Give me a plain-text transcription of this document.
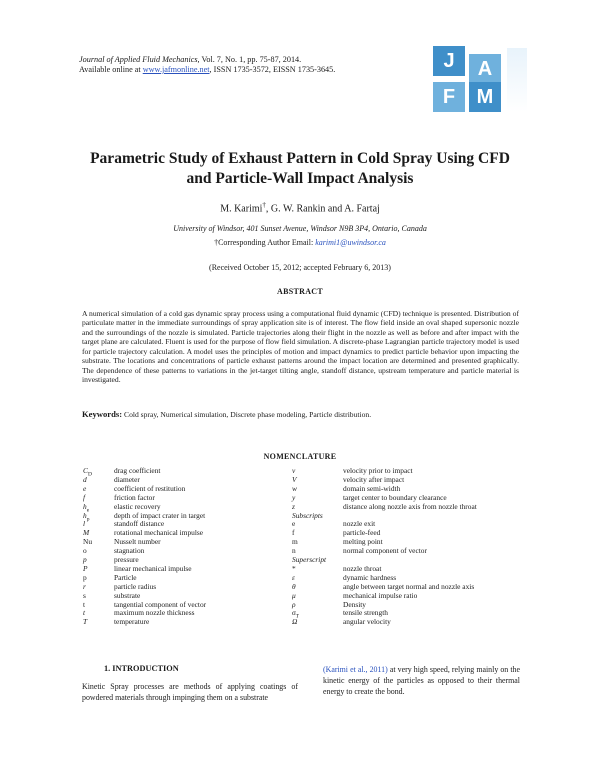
Journal of Applied Fluid Mechanics, Vol. 7, No. 1, pp. 75-87, 2014.
Available online at www.jafmonline.net, ISSN 1735-3572, EISSN 1735-3645.	J	A
F	M
Parametric Study of Exhaust Pattern in Cold Spray Using CFD
and Particle-Wall Impact Analysis
M. Karimi†, G. W. Rankin and A. Fartaj
University of Windsor, 401 Sunset Avenue, Windsor N9B 3P4, Ontario, Canada
†Corresponding Author Email: karimi1@uwindsor.ca
(Received October 15, 2012; accepted February 6, 2013)
ABSTRACT
A numerical simulation of a cold gas dynamic spray process using a computational fluid dynamic (CFD) technique is presented. Distribution of particulate matter in the immediate surroundings of spray application site is of interest. The flow field inside an oval shaped supersonic nozzle and the surroundings of the nozzle is simulated. Particle trajectories along their flight in the nozzle as well as before and after impact with the target plane are calculated. Fluent is used for the purpose of flow field simulation. A discrete-phase Lagrangian particle trajectory model is used for particle trajectory calculation. A model uses the principles of motion and impact dynamics to predict particle behavior upon impacting the substrate. The locations and concentrations of particle exhaust patterns around the impact location are determined and presented graphically. The dependence of these patterns to variations in the jet-target tilting angle, standoff distance, upstream temperature and particle material is investigated.
Keywords: Cold spray, Numerical simulation, Discrete phase modeling, Particle distribution.
NOMENCLATURE
$C_D$	drag coefficient
d	diameter
e	coefficient of restitution
f	friction factor
$h_e$	elastic recovery
$h_p$	depth of impact crater in target
l	standoff distance
M	rotational mechanical impulse
Nu	Nusselt number
o	stagnation
p	pressure
P	linear mechanical impulse
p	Particle
r	particle radius
s	substrate
t	tangential component of vector
t	maximum nozzle thickness
T	temperature
v	velocity prior to impact
V	velocity after impact
w	domain semi-width
y	target center to boundary clearance
z	distance along nozzle axis from nozzle throat
Subscripts
e	nozzle exit
f	particle-feed
m	melting point
n	normal component of vector
Superscript
*	nozzle throat
ε	dynamic hardness
θ	angle between target normal and nozzle axis
μ	mechanical impulse ratio
ρ	Density
$\sigma_T$	tensile strength
Ω	angular velocity
1. INTRODUCTION
Kinetic Spray processes are methods of applying coatings of powdered materials through impinging them on a substrate
(Karimi et al., 2011) at very high speed, relying mainly on the kinetic energy of the particles as opposed to their thermal energy to create the bond.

— WORK INSTRUCTIONS —
In the material above, find the lines that contain "normal" and show them.

— FULL OUTPUT —
n	normal component of vector
θ	angle between target normal and nozzle axis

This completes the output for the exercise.